-- Start --

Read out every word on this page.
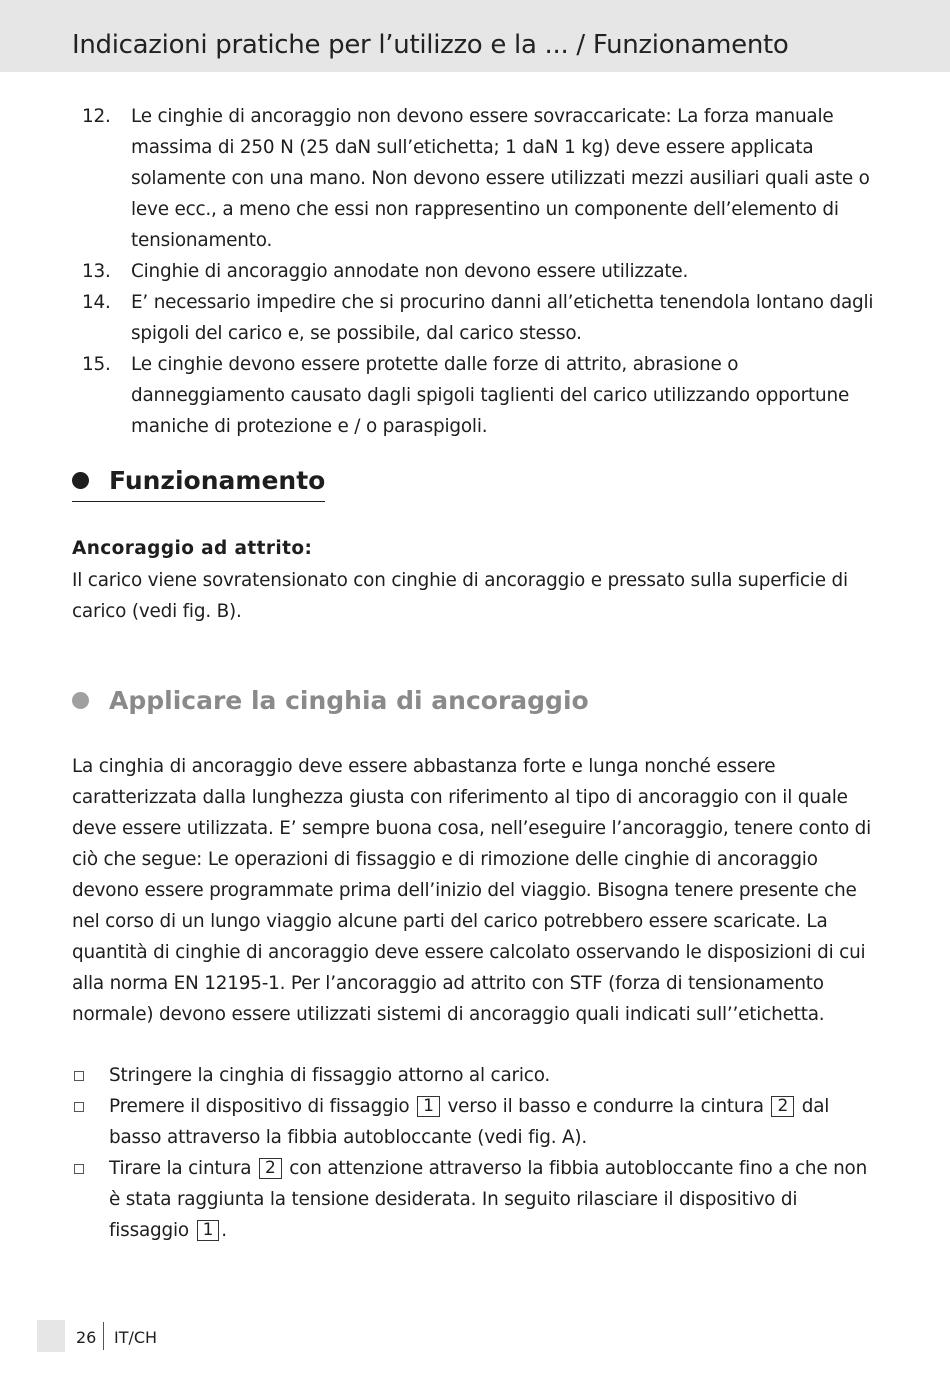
Indicazioni pratiche per l’utilizzo e la ... / Funzionamento
12. Le cinghie di ancoraggio non devono essere sovraccaricate: La forza manuale massima di 250 N (25 daN sull’etichetta; 1 daN 1 kg) deve essere applicata solamente con una mano. Non devono essere utilizzati mezzi ausiliari quali aste o leve ecc., a meno che essi non rappresentino un componente dell’elemento di tensionamento.
13. Cinghie di ancoraggio annodate non devono essere utilizzate.
14. E’ necessario impedire che si procurino danni all’etichetta tenendola lontano dagli spigoli del carico e, se possibile, dal carico stesso.
15. Le cinghie devono essere protette dalle forze di attrito, abrasione o danneggiamento causato dagli spigoli taglienti del carico utilizzando opportune maniche di protezione e / o paraspigoli.
Funzionamento
Ancoraggio ad attrito:
Il carico viene sovratensionato con cinghie di ancoraggio e pressato sulla superficie di carico (vedi fig. B).
Applicare la cinghia di ancoraggio
La cinghia di ancoraggio deve essere abbastanza forte e lunga nonché essere caratterizzata dalla lunghezza giusta con riferimento al tipo di ancoraggio con il quale deve essere utilizzata. E’ sempre buona cosa, nell’eseguire l’ancoraggio, tenere conto di ciò che segue: Le operazioni di fissaggio e di rimozione delle cinghie di ancoraggio devono essere programmate prima dell’inizio del viaggio. Bisogna tenere presente che nel corso di un lungo viaggio alcune parti del carico potrebbero essere scaricate. La quantità di cinghie di ancoraggio deve essere calcolato osservando le disposizioni di cui alla norma EN 12195-1. Per l’ancoraggio ad attrito con STF (forza di tensionamento normale) devono essere utilizzati sistemi di ancoraggio quali indicati sull’’etichetta.
Stringere la cinghia di fissaggio attorno al carico.
Premere il dispositivo di fissaggio 1 verso il basso e condurre la cintura 2 dal basso attraverso la fibbia autobloccante (vedi fig. A).
Tirare la cintura 2 con attenzione attraverso la fibbia autobloccante fino a che non è stata raggiunta la tensione desiderata. In seguito rilasciare il dispositivo di fissaggio 1 .
26 IT/CH
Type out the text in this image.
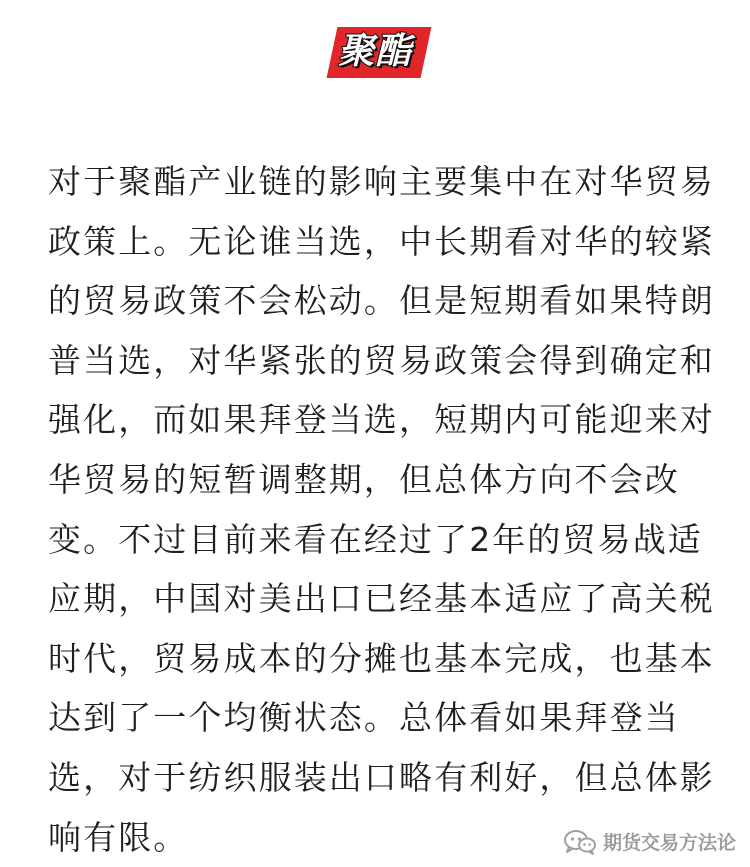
聚酯

对于聚酯产业链的影响主要集中在对华贸易

政策上。无论谁当选，中长期看对华的较紧

的贸易政策不会松动。但是短期看如果特朗

普当选，对华紧张的贸易政策会得到确定和

强化，而如果拜登当选，短期内可能迎来对

华贸易的短暂调整期，但总体方向不会改

变。不过目前来看在经过了2年的贸易战适

应期，中国对美出口已经基本适应了高关税

时代，贸易成本的分摊也基本完成，也基本

达到了一个均衡状态。总体看如果拜登当

选，对于纺织服装出口略有利好，但总体影

响有限。	期货交易方法论
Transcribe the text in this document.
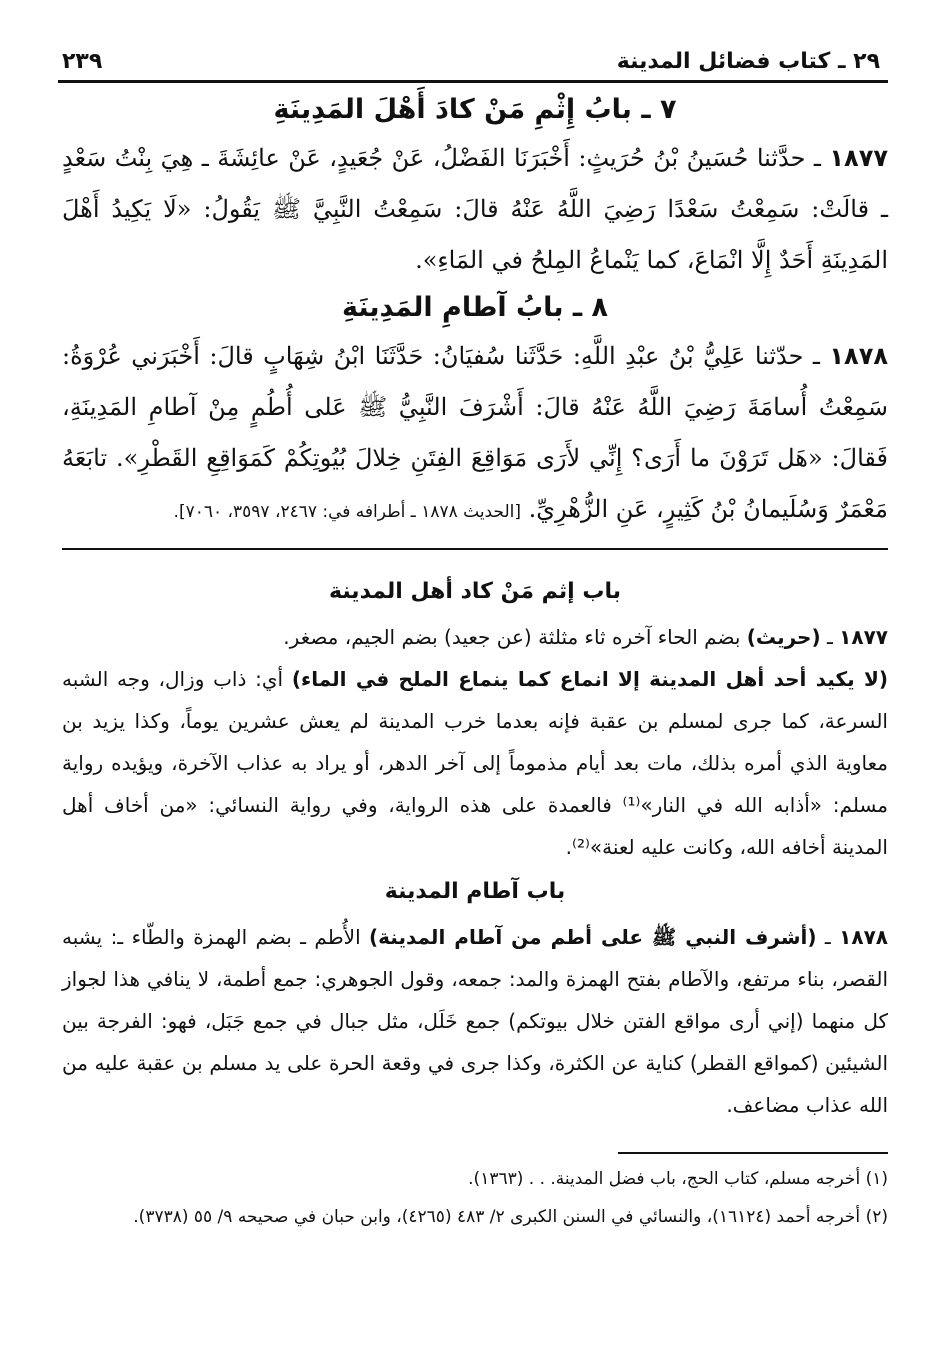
٢٩ ـ كتاب فضائل المدينة
٢٣٩
٧ ـ بابُ إِثْمِ مَنْ كادَ أَهْلَ المَدِينَةِ

١٨٧٧ ـ حدَّثنا حُسَينُ بْنُ حُرَيثٍ: أَخْبَرَنَا الفَضْلُ، عَنْ جُعَيدٍ، عَنْ عائِشَةَ ـ هِيَ بِنْتُ سَعْدٍ ـ قالَتْ: سَمِعْتُ سَعْدًا رَضِيَ اللَّهُ عَنْهُ قالَ: سَمِعْتُ النَّبِيَّ ﷺ يَقُولُ: «لَا يَكِيدُ أَهْلَ المَدِينَةِ أَحَدٌ إِلَّا انْمَاعَ، كما يَنْماعُ المِلحُ في المَاءِ».

٨ ـ بابُ آطامِ المَدِينَةِ

١٨٧٨ ـ حدّثنا عَلِيُّ بْنُ عبْدِ اللَّهِ: حَدَّثَنا سُفيَانُ: حَدَّثَنَا ابْنُ شِهَابٍ قالَ: أَخْبَرَني عُرْوَةُ: سَمِعْتُ أُسامَةَ رَضِيَ اللَّهُ عَنْهُ قالَ: أَشْرَفَ النَّبِيُّ ﷺ عَلى أُطُمٍ مِنْ آطامِ المَدِينَةِ، فَقالَ: «هَل تَرَوْنَ ما أَرَى؟ إِنِّي لأَرَى مَوَاقِعَ الفِتَنِ خِلالَ بُيُوتِكُمْ كَمَوَاقِعِ القَطْرِ». تابَعَهُ مَعْمَرٌ وَسُلَيمانُ بْنُ كَثِيرٍ، عَنِ الزُّهْرِيِّ. [الحديث ١٨٧٨ ـ أطرافه في: ٢٤٦٧، ٣٥٩٧، ٧٠٦٠].

باب إثم مَنْ كاد أهل المدينة

١٨٧٧ ـ (حريث) بضم الحاء آخره ثاء مثلثة (عن جعيد) بضم الجيم، مصغر.

(لا يكيد أحد أهل المدينة إلا انماع كما ينماع الملح في الماء) أي: ذاب وزال، وجه الشبه السرعة، كما جرى لمسلم بن عقبة فإنه بعدما خرب المدينة لم يعش عشرين يوماً، وكذا يزيد بن معاوية الذي أمره بذلك، مات بعد أيام مذموماً إلى آخر الدهر، أو يراد به عذاب الآخرة، ويؤيده رواية مسلم: «أذابه الله في النار»⁽¹⁾ فالعمدة على هذه الرواية، وفي رواية النسائي: «من أخاف أهل المدينة أخافه الله، وكانت عليه لعنة»⁽²⁾.

باب آطام المدينة

١٨٧٨ ـ (أشرف النبي ﷺ على أطم من آطام المدينة) الأُطم ـ بضم الهمزة والطّاء ـ: يشبه القصر، بناء مرتفع، والآطام بفتح الهمزة والمد: جمعه، وقول الجوهري: جمع أطمة، لا ينافي هذا لجواز كل منهما (إني أرى مواقع الفتن خلال بيوتكم) جمع خَلَل، مثل جبال في جمع جَبَل، فهو: الفرجة بين الشيئين (كمواقع القطر) كناية عن الكثرة، وكذا جرى في وقعة الحرة على يد مسلم بن عقبة عليه من الله عذاب مضاعف.

(١) أخرجه مسلم، كتاب الحج، باب فضل المدينة. . . (١٣٦٣).

(٢) أخرجه أحمد (١٦١٢٤)، والنسائي في السنن الكبرى ٢/ ٤٨٣ (٤٢٦٥)، وابن حبان في صحيحه ٩/ ٥٥ (٣٧٣٨).
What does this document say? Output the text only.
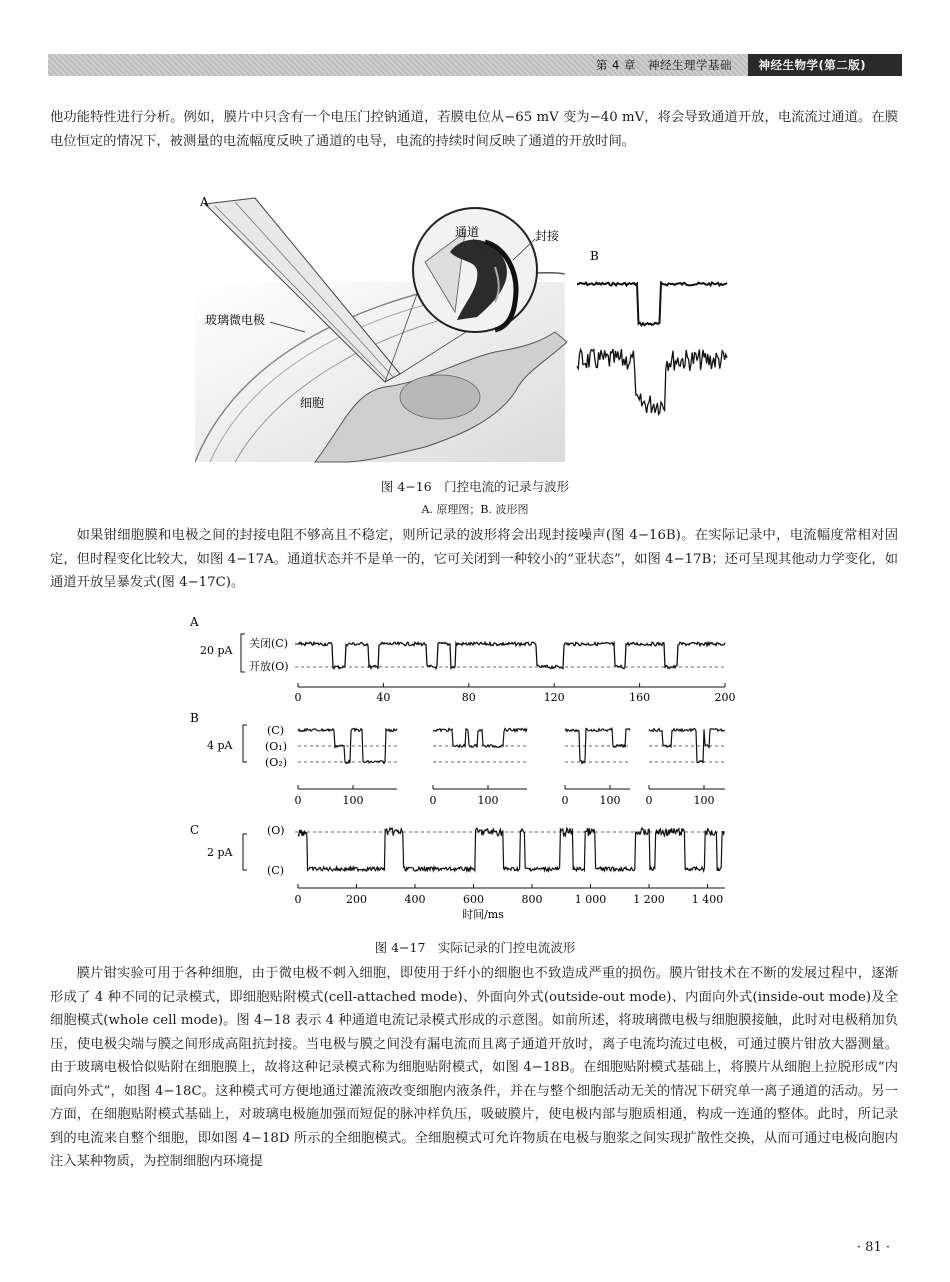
第 4 章　神经生理学基础	神经生物学(第二版)

他功能特性进行分析。例如，膜片中只含有一个电压门控钠通道，若膜电位从−65 mV 变为−40 mV，将会导致通道开放，电流流过通道。在膜电位恒定的情况下，被测量的电流幅度反映了通道的电导，电流的持续时间反映了通道的开放时间。

A
通道	封接
玻璃微电极
细胞
B
图 4−16　门控电流的记录与波形
A. 原理图；B. 波形图

如果钳细胞膜和电极之间的封接电阻不够高且不稳定，则所记录的波形将会出现封接噪声(图 4−16B)。在实际记录中，电流幅度常相对固定，但时程变化比较大，如图 4−17A。通道状态并不是单一的，它可关闭到一种较小的“亚状态”，如图 4−17B；还可呈现其他动力学变化，如通道开放呈暴发式(图 4−17C)。

A
20 pA
关闭(C)
开放(O)
0	40	80	120	160	200
B
4 pA
(C)
(O₁)
(O₂)
0	100	0	100	0	100 0	100
C
2 pA
(O)
(C)
0	200	400	600	800	1 000 1 200 1 400
时间/ms
图 4−17　实际记录的门控电流波形

膜片钳实验可用于各种细胞，由于微电极不刺入细胞，即使用于纤小的细胞也不致造成严重的损伤。膜片钳技术在不断的发展过程中，逐渐形成了 4 种不同的记录模式，即细胞贴附模式(cell-attached mode)、外面向外式(outside-out mode)、内面向外式(inside-out mode)及全细胞模式(whole cell mode)。图 4−18 表示 4 种通道电流记录模式形成的示意图。如前所述，将玻璃微电极与细胞膜接触，此时对电极稍加负压，使电极尖端与膜之间形成高阻抗封接。当电极与膜之间没有漏电流而且离子通道开放时，离子电流均流过电极，可通过膜片钳放大器测量。由于玻璃电极恰似贴附在细胞膜上，故将这种记录模式称为细胞贴附模式，如图 4−18B。在细胞贴附模式基础上，将膜片从细胞上拉脱形成“内面向外式”，如图 4−18C。这种模式可方便地通过灌流液改变细胞内液条件，并在与整个细胞活动无关的情况下研究单一离子通道的活动。另一方面，在细胞贴附模式基础上，对玻璃电极施加强而短促的脉冲样负压，吸破膜片，使电极内部与胞质相通，构成一连通的整体。此时，所记录到的电流来自整个细胞，即如图 4−18D 所示的全细胞模式。全细胞模式可允许物质在电极与胞浆之间实现扩散性交换，从而可通过电极向胞内注入某种物质，为控制细胞内环境提

· 81 ·
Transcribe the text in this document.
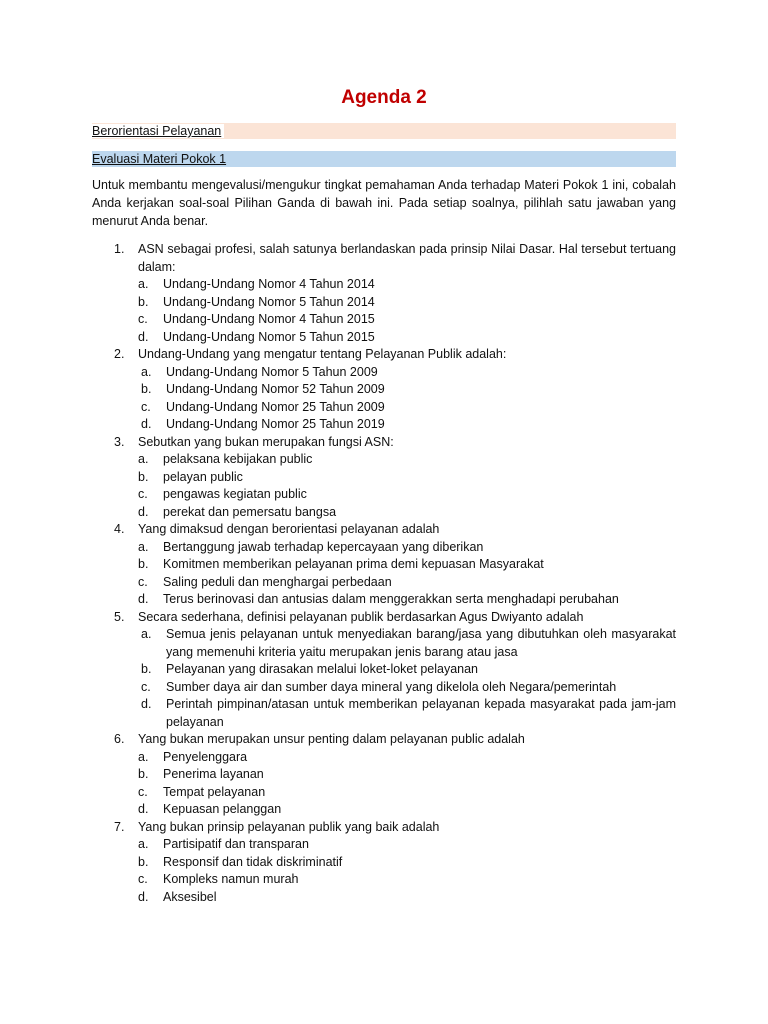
Agenda 2
Berorientasi Pelayanan
Evaluasi Materi Pokok 1
Untuk membantu mengevalusi/mengukur tingkat pemahaman Anda terhadap Materi Pokok 1 ini, cobalah Anda kerjakan soal-soal Pilihan Ganda di bawah ini. Pada setiap soalnya, pilihlah satu jawaban yang menurut Anda benar.
1. ASN sebagai profesi, salah satunya berlandaskan pada prinsip Nilai Dasar. Hal tersebut tertuang dalam:
a. Undang-Undang Nomor 4 Tahun 2014
b. Undang-Undang Nomor 5 Tahun 2014
c. Undang-Undang Nomor 4 Tahun 2015
d. Undang-Undang Nomor 5 Tahun 2015
2. Undang-Undang yang mengatur tentang Pelayanan Publik adalah:
a. Undang-Undang Nomor 5 Tahun 2009
b. Undang-Undang Nomor 52 Tahun 2009
c. Undang-Undang Nomor 25 Tahun 2009
d. Undang-Undang Nomor 25 Tahun 2019
3. Sebutkan yang bukan merupakan fungsi ASN:
a. pelaksana kebijakan public
b. pelayan public
c. pengawas kegiatan public
d. perekat dan pemersatu bangsa
4. Yang dimaksud dengan berorientasi pelayanan adalah
a. Bertanggung jawab terhadap kepercayaan yang diberikan
b. Komitmen memberikan pelayanan prima demi kepuasan Masyarakat
c. Saling peduli dan menghargai perbedaan
d. Terus berinovasi dan antusias dalam menggerakkan serta menghadapi perubahan
5. Secara sederhana, definisi pelayanan publik berdasarkan Agus Dwiyanto adalah
a. Semua jenis pelayanan untuk menyediakan barang/jasa yang dibutuhkan oleh masyarakat yang memenuhi kriteria yaitu merupakan jenis barang atau jasa
b. Pelayanan yang dirasakan melalui loket-loket pelayanan
c. Sumber daya air dan sumber daya mineral yang dikelola oleh Negara/pemerintah
d. Perintah pimpinan/atasan untuk memberikan pelayanan kepada masyarakat pada jam-jam pelayanan
6. Yang bukan merupakan unsur penting dalam pelayanan public adalah
a. Penyelenggara
b. Penerima layanan
c. Tempat pelayanan
d. Kepuasan pelanggan
7. Yang bukan prinsip pelayanan publik yang baik adalah
a. Partisipatif dan transparan
b. Responsif dan tidak diskriminatif
c. Kompleks namun murah
d. Aksesibel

-- End --

The exercise: Pull out all lines in the data above that include "adalah".

Task output:
2. Undang-Undang yang mengatur tentang Pelayanan Publik adalah:
4. Yang dimaksud dengan berorientasi pelayanan adalah
5. Secara sederhana, definisi pelayanan publik berdasarkan Agus Dwiyanto adalah
6. Yang bukan merupakan unsur penting dalam pelayanan public adalah
7. Yang bukan prinsip pelayanan publik yang baik adalah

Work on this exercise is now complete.